* **Requirement**
Reproduce every record below exactly as it appears.

--- BEGIN ---

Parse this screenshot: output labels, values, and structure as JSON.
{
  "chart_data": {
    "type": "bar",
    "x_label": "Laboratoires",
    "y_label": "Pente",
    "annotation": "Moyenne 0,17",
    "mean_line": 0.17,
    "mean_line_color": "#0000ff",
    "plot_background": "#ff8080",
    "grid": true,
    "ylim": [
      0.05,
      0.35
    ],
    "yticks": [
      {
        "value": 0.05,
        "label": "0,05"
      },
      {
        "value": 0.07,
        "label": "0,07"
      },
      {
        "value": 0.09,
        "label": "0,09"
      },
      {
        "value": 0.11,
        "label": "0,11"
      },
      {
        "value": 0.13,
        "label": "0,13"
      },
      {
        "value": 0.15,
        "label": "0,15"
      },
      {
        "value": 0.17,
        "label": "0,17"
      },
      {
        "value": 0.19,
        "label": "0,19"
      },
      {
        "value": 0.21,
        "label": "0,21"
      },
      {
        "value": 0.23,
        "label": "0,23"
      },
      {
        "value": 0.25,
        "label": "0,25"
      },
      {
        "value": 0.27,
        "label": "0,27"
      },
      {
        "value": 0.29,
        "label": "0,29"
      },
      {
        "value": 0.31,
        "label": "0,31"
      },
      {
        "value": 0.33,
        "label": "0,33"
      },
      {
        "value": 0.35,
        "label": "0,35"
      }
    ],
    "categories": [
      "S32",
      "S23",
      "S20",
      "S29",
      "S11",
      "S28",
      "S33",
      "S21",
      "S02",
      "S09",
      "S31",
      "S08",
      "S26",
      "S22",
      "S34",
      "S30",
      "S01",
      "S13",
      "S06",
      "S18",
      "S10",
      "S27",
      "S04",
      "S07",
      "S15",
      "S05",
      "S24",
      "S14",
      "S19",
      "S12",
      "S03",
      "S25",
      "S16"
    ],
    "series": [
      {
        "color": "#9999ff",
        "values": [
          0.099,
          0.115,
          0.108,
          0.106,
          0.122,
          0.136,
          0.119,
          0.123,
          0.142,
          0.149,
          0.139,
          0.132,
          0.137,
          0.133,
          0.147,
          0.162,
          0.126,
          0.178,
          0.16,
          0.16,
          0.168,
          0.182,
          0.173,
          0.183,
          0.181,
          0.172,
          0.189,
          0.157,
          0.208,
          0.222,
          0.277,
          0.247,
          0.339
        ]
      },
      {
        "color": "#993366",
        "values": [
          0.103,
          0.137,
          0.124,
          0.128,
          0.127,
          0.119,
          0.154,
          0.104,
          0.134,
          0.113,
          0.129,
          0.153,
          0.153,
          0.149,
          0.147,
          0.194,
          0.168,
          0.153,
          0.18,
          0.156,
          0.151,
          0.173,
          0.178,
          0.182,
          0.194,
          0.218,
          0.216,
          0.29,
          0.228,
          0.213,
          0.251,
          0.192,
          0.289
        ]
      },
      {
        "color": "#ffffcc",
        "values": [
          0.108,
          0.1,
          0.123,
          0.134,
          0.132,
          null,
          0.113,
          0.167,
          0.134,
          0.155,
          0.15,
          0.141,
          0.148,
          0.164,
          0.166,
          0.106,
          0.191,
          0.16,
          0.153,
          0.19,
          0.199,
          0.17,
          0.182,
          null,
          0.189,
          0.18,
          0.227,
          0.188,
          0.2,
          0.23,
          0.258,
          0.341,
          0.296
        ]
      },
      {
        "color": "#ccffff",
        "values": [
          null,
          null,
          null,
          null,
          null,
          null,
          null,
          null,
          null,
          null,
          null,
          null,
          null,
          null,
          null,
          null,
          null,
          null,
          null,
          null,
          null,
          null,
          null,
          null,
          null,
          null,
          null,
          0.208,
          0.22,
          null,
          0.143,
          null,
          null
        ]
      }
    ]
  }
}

--- END ---

* **Correct response**
Parse this screenshot: output labels, values, and structure as JSON.
{
  "chart_data": {
    "type": "bar",
    "x_label": "Laboratoires",
    "y_label": "Pente",
    "annotation": "Moyenne 0,17",
    "mean_line": 0.17,
    "mean_line_color": "#0000ff",
    "plot_background": "#ff8080",
    "grid": true,
    "ylim": [
      0.05,
      0.35
    ],
    "yticks": [
      {
        "value": 0.05,
        "label": "0,05"
      },
      {
        "value": 0.07,
        "label": "0,07"
      },
      {
        "value": 0.09,
        "label": "0,09"
      },
      {
        "value": 0.11,
        "label": "0,11"
      },
      {
        "value": 0.13,
        "label": "0,13"
      },
      {
        "value": 0.15,
        "label": "0,15"
      },
      {
        "value": 0.17,
        "label": "0,17"
      },
      {
        "value": 0.19,
        "label": "0,19"
      },
      {
        "value": 0.21,
        "label": "0,21"
      },
      {
        "value": 0.23,
        "label": "0,23"
      },
      {
        "value": 0.25,
        "label": "0,25"
      },
      {
        "value": 0.27,
        "label": "0,27"
      },
      {
        "value": 0.29,
        "label": "0,29"
      },
      {
        "value": 0.31,
        "label": "0,31"
      },
      {
        "value": 0.33,
        "label": "0,33"
      },
      {
        "value": 0.35,
        "label": "0,35"
      }
    ],
    "categories": [
      "S32",
      "S23",
      "S20",
      "S29",
      "S11",
      "S28",
      "S33",
      "S21",
      "S02",
      "S09",
      "S31",
      "S08",
      "S26",
      "S22",
      "S34",
      "S30",
      "S01",
      "S13",
      "S06",
      "S18",
      "S10",
      "S27",
      "S04",
      "S07",
      "S15",
      "S05",
      "S24",
      "S14",
      "S19",
      "S12",
      "S03",
      "S25",
      "S16"
    ],
    "series": [
      {
        "color": "#9999ff",
        "values": [
          0.099,
          0.115,
          0.108,
          0.106,
          0.122,
          0.136,
          0.119,
          0.123,
          0.142,
          0.149,
          0.139,
          0.132,
          0.137,
          0.133,
          0.147,
          0.162,
          0.126,
          0.178,
          0.16,
          0.16,
          0.168,
          0.182,
          0.173,
          0.183,
          0.181,
          0.172,
          0.189,
          0.157,
          0.208,
          0.222,
          0.277,
          0.247,
          0.339
        ]
      },
      {
        "color": "#993366",
        "values": [
          0.103,
          0.137,
          0.124,
          0.128,
          0.127,
          0.119,
          0.154,
          0.104,
          0.134,
          0.113,
          0.129,
          0.153,
          0.153,
          0.149,
          0.147,
          0.194,
          0.168,
          0.153,
          0.18,
          0.156,
          0.151,
          0.173,
          0.178,
          0.182,
          0.194,
          0.218,
          0.216,
          0.29,
          0.228,
          0.213,
          0.251,
          0.192,
          0.289
        ]
      },
      {
        "color": "#ffffcc",
        "values": [
          0.108,
          0.1,
          0.123,
          0.134,
          0.132,
          null,
          0.113,
          0.167,
          0.134,
          0.155,
          0.15,
          0.141,
          0.148,
          0.164,
          0.166,
          0.106,
          0.191,
          0.16,
          0.153,
          0.19,
          0.199,
          0.17,
          0.182,
          null,
          0.189,
          0.18,
          0.227,
          0.188,
          0.2,
          0.23,
          0.258,
          0.341,
          0.296
        ]
      },
      {
        "color": "#ccffff",
        "values": [
          null,
          null,
          null,
          null,
          null,
          null,
          null,
          null,
          null,
          null,
          null,
          null,
          null,
          null,
          null,
          null,
          null,
          null,
          null,
          null,
          null,
          null,
          null,
          null,
          null,
          null,
          null,
          0.208,
          0.22,
          null,
          0.143,
          null,
          null
        ]
      }
    ]
  }
}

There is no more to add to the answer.